*Dataset entries:*
>> Begin

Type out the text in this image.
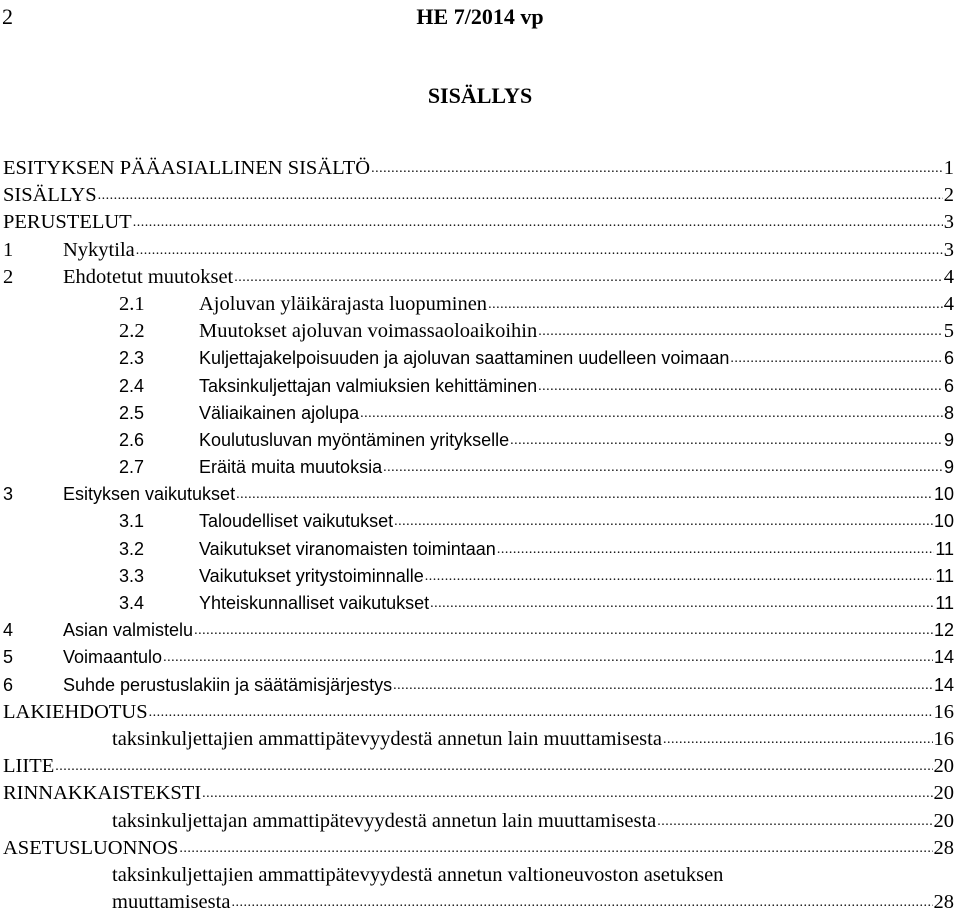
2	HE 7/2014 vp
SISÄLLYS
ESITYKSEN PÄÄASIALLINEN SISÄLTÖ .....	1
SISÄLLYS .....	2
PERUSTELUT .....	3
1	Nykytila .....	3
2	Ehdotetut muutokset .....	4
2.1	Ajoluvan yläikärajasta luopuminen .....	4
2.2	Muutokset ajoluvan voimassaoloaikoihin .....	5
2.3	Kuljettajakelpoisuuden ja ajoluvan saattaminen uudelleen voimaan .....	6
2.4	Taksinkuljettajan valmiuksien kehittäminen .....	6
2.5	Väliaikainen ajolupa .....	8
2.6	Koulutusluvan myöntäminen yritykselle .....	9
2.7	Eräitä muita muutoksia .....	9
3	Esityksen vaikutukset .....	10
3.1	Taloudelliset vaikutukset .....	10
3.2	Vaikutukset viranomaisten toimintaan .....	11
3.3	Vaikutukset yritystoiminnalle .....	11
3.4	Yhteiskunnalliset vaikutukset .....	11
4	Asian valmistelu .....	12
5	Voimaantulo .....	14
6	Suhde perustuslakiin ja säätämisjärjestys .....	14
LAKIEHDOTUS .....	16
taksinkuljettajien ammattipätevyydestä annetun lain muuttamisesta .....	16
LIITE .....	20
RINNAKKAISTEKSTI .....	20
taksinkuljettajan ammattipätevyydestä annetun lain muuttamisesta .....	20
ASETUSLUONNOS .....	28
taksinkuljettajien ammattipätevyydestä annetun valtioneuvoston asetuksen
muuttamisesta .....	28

>> End
>> Begin

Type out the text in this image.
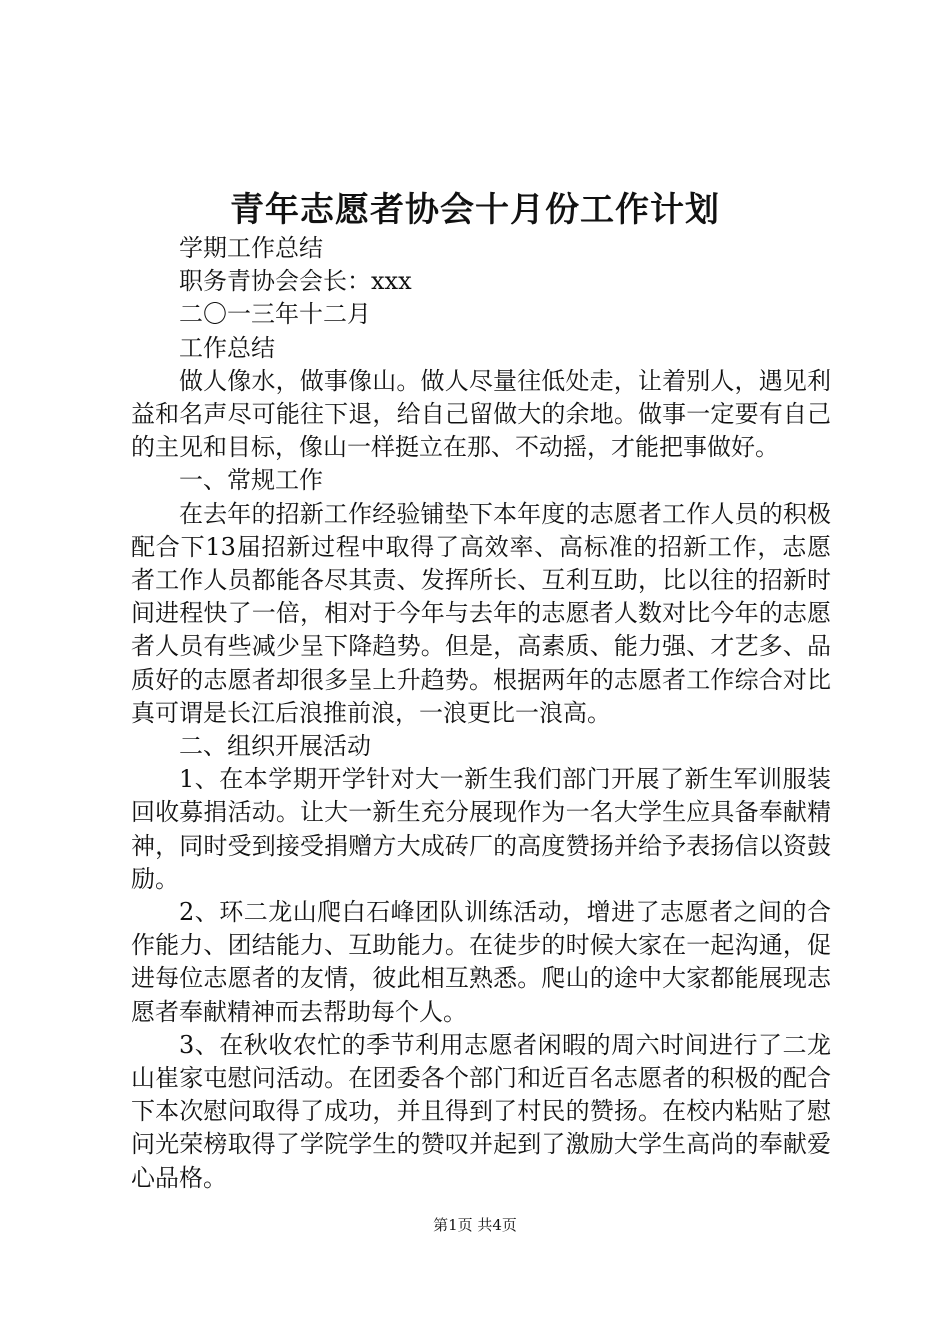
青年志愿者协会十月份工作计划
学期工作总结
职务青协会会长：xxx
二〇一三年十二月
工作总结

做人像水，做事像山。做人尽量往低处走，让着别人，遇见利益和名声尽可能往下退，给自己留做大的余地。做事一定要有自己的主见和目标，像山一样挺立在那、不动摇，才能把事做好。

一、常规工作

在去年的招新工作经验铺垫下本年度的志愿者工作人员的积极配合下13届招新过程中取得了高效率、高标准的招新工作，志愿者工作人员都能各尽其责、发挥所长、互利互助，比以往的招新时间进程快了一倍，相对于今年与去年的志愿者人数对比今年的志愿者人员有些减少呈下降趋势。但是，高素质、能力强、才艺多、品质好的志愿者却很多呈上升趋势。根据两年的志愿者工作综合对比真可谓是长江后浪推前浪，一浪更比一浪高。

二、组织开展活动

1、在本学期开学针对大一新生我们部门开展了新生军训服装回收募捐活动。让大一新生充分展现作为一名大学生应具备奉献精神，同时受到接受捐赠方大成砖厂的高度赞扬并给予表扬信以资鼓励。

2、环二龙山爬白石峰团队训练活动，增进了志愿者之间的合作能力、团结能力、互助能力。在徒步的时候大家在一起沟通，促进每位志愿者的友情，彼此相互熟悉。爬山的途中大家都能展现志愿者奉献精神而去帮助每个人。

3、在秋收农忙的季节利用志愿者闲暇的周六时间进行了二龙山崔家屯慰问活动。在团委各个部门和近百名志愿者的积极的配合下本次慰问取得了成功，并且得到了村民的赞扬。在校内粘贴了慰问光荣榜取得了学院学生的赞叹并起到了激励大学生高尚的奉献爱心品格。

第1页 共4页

>> End

*WHAT YOU NEED TO DO:* Looking at the records above, work out how many lines include the word "taksinkuljettajien", then give that number by itself.

*SOLUTION FOR THIS TASK:* 2